_Problem statement:_ Make an exact copy of all the entries below, with the pictures left out.

*** Input material

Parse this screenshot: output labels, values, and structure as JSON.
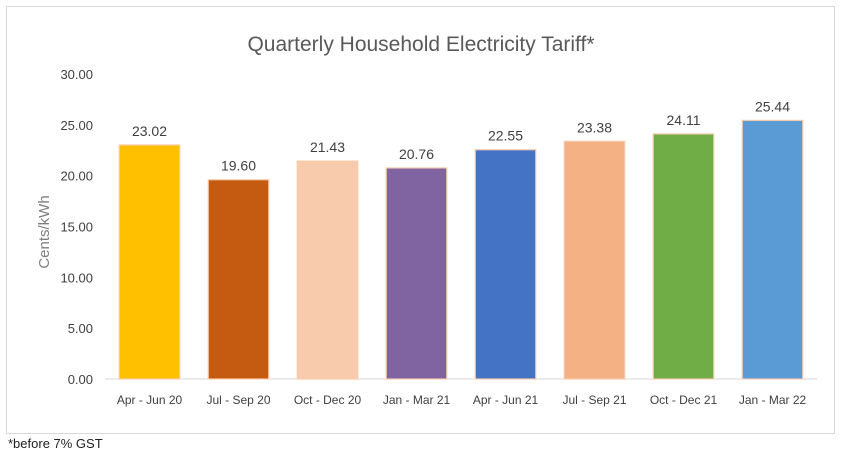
{
  "footnote": "*before 7% GST",
  "chart_data": {
    "type": "bar",
    "title": "Quarterly Household Electricity Tariff*",
    "xlabel": "",
    "ylabel": "Cents/kWh",
    "ylim": [
      0,
      30
    ],
    "yticks": [
      "0.00",
      "5.00",
      "10.00",
      "15.00",
      "20.00",
      "25.00",
      "30.00"
    ],
    "grid": false,
    "categories": [
      "Apr - Jun 20",
      "Jul - Sep 20",
      "Oct - Dec 20",
      "Jan - Mar 21",
      "Apr - Jun 21",
      "Jul - Sep 21",
      "Oct - Dec 21",
      "Jan - Mar 22"
    ],
    "values": [
      23.02,
      19.6,
      21.43,
      20.76,
      22.55,
      23.38,
      24.11,
      25.44
    ],
    "value_labels": [
      "23.02",
      "19.60",
      "21.43",
      "20.76",
      "22.55",
      "23.38",
      "24.11",
      "25.44"
    ],
    "colors": [
      "#FFC000",
      "#C55A11",
      "#F8CBAD",
      "#8064A2",
      "#4472C4",
      "#F4B183",
      "#70AD47",
      "#5B9BD5"
    ],
    "bar_outline": "#F8CBAD"
  }
}
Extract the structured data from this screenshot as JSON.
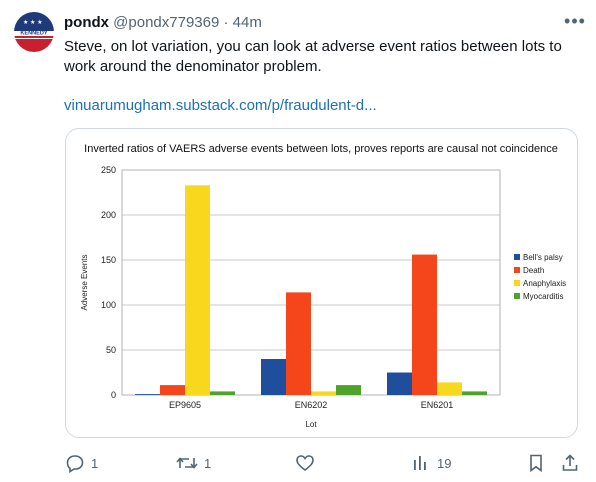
{
  "tweet": {
    "avatar_text": "KENNEDY",
    "display_name": "pondx",
    "handle": "@pondx779369",
    "separator": "·",
    "time": "44m",
    "text": "Steve, on lot variation, you can look at adverse event ratios between lots to work around the denominator problem.",
    "link": "vinuarumugham.substack.com/p/fraudulent-d...",
    "more_icon": "more-icon"
  },
  "chart_data": {
    "type": "bar",
    "title": "Inverted ratios of VAERS adverse events between lots, proves reports are causal not coincidence",
    "xlabel": "Lot",
    "ylabel": "Adverse Events",
    "ylim": [
      0,
      250
    ],
    "yticks": [
      0,
      50,
      100,
      150,
      200,
      250
    ],
    "grid": true,
    "legend_position": "right",
    "categories": [
      "EP9605",
      "EN6202",
      "EN6201"
    ],
    "series": [
      {
        "name": "Bell's palsy",
        "color": "#1f4e9c",
        "values": [
          1,
          40,
          25
        ]
      },
      {
        "name": "Death",
        "color": "#f5451a",
        "values": [
          11,
          114,
          156
        ]
      },
      {
        "name": "Anaphylaxis",
        "color": "#f7d81d",
        "values": [
          233,
          4,
          14
        ]
      },
      {
        "name": "Myocarditis",
        "color": "#4fa32b",
        "values": [
          4,
          11,
          4
        ]
      }
    ]
  },
  "actions": {
    "reply": {
      "icon": "reply-icon",
      "count": "1"
    },
    "retweet": {
      "icon": "retweet-icon",
      "count": "1"
    },
    "like": {
      "icon": "heart-icon",
      "count": ""
    },
    "views": {
      "icon": "views-icon",
      "count": "19"
    },
    "bookmark": {
      "icon": "bookmark-icon"
    },
    "share": {
      "icon": "share-icon"
    }
  }
}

******

_Exercise answer:_
Parse this screenshot: output labels, values, and structure as JSON.
{
  "footnote": "*before 7% GST",
  "chart_data": {
    "type": "bar",
    "title": "Quarterly Household Electricity Tariff*",
    "xlabel": "",
    "ylabel": "Cents/kWh",
    "ylim": [
      0,
      30
    ],
    "yticks": [
      "0.00",
      "5.00",
      "10.00",
      "15.00",
      "20.00",
      "25.00",
      "30.00"
    ],
    "grid": false,
    "categories": [
      "Apr - Jun 20",
      "Jul - Sep 20",
      "Oct - Dec 20",
      "Jan - Mar 21",
      "Apr - Jun 21",
      "Jul - Sep 21",
      "Oct - Dec 21",
      "Jan - Mar 22"
    ],
    "values": [
      23.02,
      19.6,
      21.43,
      20.76,
      22.55,
      23.38,
      24.11,
      25.44
    ],
    "value_labels": [
      "23.02",
      "19.60",
      "21.43",
      "20.76",
      "22.55",
      "23.38",
      "24.11",
      "25.44"
    ],
    "colors": [
      "#FFC000",
      "#C55A11",
      "#F8CBAD",
      "#8064A2",
      "#4472C4",
      "#F4B183",
      "#70AD47",
      "#5B9BD5"
    ],
    "bar_outline": "#F8CBAD"
  }
}
Extract the structured data from this screenshot as JSON.
{
  "tweet": {
    "avatar_text": "KENNEDY",
    "display_name": "pondx",
    "handle": "@pondx779369",
    "separator": "·",
    "time": "44m",
    "text": "Steve, on lot variation, you can look at adverse event ratios between lots to work around the denominator problem.",
    "link": "vinuarumugham.substack.com/p/fraudulent-d...",
    "more_icon": "more-icon"
  },
  "chart_data": {
    "type": "bar",
    "title": "Inverted ratios of VAERS adverse events between lots, proves reports are causal not coincidence",
    "xlabel": "Lot",
    "ylabel": "Adverse Events",
    "ylim": [
      0,
      250
    ],
    "yticks": [
      0,
      50,
      100,
      150,
      200,
      250
    ],
    "grid": true,
    "legend_position": "right",
    "categories": [
      "EP9605",
      "EN6202",
      "EN6201"
    ],
    "series": [
      {
        "name": "Bell's palsy",
        "color": "#1f4e9c",
        "values": [
          1,
          40,
          25
        ]
      },
      {
        "name": "Death",
        "color": "#f5451a",
        "values": [
          11,
          114,
          156
        ]
      },
      {
        "name": "Anaphylaxis",
        "color": "#f7d81d",
        "values": [
          233,
          4,
          14
        ]
      },
      {
        "name": "Myocarditis",
        "color": "#4fa32b",
        "values": [
          4,
          11,
          4
        ]
      }
    ]
  },
  "actions": {
    "reply": {
      "icon": "reply-icon",
      "count": "1"
    },
    "retweet": {
      "icon": "retweet-icon",
      "count": "1"
    },
    "like": {
      "icon": "heart-icon",
      "count": ""
    },
    "views": {
      "icon": "views-icon",
      "count": "19"
    },
    "bookmark": {
      "icon": "bookmark-icon"
    },
    "share": {
      "icon": "share-icon"
    }
  }
}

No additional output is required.